> [DATASET]:
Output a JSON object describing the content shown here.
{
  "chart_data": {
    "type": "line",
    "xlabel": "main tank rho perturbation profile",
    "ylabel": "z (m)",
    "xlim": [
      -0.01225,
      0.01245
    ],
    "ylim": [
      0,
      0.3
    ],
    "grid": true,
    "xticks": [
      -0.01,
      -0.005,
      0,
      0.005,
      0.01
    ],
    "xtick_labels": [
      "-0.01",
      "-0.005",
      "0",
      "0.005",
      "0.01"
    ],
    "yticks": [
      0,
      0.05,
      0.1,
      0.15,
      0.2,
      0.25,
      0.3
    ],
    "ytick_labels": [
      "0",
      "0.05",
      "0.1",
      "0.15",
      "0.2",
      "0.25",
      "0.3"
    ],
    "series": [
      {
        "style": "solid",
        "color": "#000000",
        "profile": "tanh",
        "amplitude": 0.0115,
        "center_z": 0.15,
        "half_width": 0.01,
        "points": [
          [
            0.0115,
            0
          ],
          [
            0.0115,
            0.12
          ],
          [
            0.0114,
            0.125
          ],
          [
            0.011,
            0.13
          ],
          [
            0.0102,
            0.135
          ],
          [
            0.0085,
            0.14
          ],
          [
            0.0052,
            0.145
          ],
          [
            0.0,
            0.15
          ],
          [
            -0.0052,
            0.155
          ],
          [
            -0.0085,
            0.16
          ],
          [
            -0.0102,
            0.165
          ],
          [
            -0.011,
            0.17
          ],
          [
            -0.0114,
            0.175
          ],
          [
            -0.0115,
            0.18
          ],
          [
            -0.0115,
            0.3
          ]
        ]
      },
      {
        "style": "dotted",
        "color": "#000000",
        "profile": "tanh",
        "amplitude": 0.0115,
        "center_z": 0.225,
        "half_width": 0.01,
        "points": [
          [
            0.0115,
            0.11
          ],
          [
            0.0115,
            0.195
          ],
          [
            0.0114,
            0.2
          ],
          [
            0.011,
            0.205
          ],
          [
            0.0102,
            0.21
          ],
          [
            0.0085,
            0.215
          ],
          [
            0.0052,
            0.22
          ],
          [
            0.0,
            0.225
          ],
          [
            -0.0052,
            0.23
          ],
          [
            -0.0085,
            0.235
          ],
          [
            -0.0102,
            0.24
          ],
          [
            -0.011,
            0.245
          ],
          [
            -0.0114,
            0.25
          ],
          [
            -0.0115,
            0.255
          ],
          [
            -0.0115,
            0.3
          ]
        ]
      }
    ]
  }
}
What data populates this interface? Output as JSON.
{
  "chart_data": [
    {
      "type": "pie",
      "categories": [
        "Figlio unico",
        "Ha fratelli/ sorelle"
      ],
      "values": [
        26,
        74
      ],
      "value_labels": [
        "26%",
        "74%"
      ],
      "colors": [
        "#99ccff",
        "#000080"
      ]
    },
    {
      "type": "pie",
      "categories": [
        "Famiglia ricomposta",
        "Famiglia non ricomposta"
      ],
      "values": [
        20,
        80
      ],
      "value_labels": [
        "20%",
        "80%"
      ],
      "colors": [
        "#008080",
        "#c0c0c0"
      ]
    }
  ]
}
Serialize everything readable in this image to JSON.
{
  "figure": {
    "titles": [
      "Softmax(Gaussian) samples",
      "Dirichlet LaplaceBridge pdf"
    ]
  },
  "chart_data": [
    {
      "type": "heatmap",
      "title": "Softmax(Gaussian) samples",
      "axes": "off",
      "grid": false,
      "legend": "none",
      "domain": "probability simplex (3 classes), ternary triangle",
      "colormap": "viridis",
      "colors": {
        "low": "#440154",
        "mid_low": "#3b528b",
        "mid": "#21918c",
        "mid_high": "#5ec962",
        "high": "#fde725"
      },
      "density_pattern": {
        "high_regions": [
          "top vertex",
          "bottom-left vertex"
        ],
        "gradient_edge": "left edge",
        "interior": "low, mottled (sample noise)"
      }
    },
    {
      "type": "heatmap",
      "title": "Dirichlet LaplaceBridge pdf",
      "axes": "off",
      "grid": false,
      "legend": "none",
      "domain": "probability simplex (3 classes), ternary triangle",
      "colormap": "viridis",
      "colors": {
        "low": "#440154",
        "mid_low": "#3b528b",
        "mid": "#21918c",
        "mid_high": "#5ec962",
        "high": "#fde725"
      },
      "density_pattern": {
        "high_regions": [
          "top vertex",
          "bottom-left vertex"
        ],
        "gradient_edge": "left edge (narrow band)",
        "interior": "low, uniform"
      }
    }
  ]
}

> [YOUR TASK]: Repeat only what runs from the line holding "Serialize everything readable" to the end of the data, keeping every line exactly as written, first and last included.

> [ANSWER TO THE PROBLEM]:
Serialize everything readable in this image to JSON.
{
  "figure": {
    "titles": [
      "Softmax(Gaussian) samples",
      "Dirichlet LaplaceBridge pdf"
    ]
  },
  "chart_data": [
    {
      "type": "heatmap",
      "title": "Softmax(Gaussian) samples",
      "axes": "off",
      "grid": false,
      "legend": "none",
      "domain": "probability simplex (3 classes), ternary triangle",
      "colormap": "viridis",
      "colors": {
        "low": "#440154",
        "mid_low": "#3b528b",
        "mid": "#21918c",
        "mid_high": "#5ec962",
        "high": "#fde725"
      },
      "density_pattern": {
        "high_regions": [
          "top vertex",
          "bottom-left vertex"
        ],
        "gradient_edge": "left edge",
        "interior": "low, mottled (sample noise)"
      }
    },
    {
      "type": "heatmap",
      "title": "Dirichlet LaplaceBridge pdf",
      "axes": "off",
      "grid": false,
      "legend": "none",
      "domain": "probability simplex (3 classes), ternary triangle",
      "colormap": "viridis",
      "colors": {
        "low": "#440154",
        "mid_low": "#3b528b",
        "mid": "#21918c",
        "mid_high": "#5ec962",
        "high": "#fde725"
      },
      "density_pattern": {
        "high_regions": [
          "top vertex",
          "bottom-left vertex"
        ],
        "gradient_edge": "left edge (narrow band)",
        "interior": "low, uniform"
      }
    }
  ]
}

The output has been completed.